_Given information_
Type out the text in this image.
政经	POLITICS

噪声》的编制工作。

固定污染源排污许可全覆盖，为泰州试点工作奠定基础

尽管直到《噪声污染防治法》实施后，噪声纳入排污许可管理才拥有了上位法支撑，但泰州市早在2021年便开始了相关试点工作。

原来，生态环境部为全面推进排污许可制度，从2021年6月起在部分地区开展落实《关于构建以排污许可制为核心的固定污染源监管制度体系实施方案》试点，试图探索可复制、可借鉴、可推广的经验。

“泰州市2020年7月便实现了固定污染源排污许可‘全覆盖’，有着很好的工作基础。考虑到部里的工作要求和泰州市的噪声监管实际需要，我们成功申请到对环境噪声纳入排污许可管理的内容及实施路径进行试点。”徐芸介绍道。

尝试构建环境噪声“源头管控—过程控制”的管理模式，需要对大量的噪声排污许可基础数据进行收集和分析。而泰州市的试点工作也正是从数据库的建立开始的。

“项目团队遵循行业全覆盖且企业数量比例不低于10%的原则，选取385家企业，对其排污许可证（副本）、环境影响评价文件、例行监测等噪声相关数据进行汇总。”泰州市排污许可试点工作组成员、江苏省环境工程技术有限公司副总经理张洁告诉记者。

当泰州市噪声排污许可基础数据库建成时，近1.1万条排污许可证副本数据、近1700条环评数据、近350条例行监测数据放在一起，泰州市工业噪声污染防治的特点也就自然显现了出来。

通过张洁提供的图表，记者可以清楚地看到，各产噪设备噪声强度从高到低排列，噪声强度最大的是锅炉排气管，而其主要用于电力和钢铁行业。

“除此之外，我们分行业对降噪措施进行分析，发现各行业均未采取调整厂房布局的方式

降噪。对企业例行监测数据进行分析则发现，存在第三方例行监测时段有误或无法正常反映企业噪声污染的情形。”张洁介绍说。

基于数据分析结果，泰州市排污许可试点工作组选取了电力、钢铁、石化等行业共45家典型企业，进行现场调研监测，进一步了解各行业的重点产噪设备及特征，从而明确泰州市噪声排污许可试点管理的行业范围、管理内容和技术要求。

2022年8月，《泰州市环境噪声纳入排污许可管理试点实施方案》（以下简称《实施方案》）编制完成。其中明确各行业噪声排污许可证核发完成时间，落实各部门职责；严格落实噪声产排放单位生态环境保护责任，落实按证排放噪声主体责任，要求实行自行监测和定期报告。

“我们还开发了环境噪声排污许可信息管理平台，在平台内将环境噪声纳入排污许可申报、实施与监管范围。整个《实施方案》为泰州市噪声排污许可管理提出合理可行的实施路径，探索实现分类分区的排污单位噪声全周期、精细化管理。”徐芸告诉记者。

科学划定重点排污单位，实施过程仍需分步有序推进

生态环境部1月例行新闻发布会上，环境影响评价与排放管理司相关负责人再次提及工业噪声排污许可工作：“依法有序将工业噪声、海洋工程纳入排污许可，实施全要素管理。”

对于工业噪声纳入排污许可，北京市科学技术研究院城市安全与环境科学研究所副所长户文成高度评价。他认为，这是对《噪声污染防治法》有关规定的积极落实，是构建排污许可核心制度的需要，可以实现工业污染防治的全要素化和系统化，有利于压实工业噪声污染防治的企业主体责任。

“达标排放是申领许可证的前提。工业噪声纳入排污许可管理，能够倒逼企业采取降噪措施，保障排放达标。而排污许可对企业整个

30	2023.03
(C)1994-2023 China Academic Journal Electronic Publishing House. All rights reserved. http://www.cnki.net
...
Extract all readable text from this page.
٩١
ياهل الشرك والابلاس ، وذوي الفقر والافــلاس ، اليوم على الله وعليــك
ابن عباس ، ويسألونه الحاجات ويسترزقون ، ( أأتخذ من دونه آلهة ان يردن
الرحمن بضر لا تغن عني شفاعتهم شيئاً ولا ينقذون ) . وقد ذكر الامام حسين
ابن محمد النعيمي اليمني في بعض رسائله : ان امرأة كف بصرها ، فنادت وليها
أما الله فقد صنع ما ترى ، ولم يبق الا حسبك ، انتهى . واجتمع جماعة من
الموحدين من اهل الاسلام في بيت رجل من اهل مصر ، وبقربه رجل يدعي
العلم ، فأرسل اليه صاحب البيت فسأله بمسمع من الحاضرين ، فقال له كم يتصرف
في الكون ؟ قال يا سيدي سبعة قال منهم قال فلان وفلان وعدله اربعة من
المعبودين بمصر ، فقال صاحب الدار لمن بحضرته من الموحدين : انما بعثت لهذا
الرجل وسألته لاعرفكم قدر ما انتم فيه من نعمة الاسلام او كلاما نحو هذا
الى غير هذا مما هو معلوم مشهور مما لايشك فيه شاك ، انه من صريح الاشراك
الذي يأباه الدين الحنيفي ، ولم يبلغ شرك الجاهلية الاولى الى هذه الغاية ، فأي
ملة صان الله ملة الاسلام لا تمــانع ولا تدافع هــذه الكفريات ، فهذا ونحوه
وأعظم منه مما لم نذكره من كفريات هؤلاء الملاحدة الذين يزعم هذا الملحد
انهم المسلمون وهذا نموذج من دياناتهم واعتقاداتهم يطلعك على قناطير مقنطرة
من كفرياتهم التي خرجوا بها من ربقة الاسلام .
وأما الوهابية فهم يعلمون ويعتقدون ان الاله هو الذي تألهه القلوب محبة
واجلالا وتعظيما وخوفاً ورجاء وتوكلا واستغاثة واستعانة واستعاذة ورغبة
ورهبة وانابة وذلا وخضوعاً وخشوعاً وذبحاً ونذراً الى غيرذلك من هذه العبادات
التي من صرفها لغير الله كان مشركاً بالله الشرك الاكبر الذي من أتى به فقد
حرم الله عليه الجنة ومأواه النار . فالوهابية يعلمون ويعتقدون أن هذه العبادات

_Exercise instructions_
From the entries above, copy every line that holds the word "الاسلام".

_Problem solution_
الموحدين من اهل الاسلام في بيت رجل من اهل مصر ، وبقربه رجل يدعي
الرجل وسألته لاعرفكم قدر ما انتم فيه من نعمة الاسلام او كلاما نحو هذا
ملة صان الله ملة الاسلام لا تمــانع ولا تدافع هــذه الكفريات ، فهذا ونحوه
من كفرياتهم التي خرجوا بها من ربقة الاسلام .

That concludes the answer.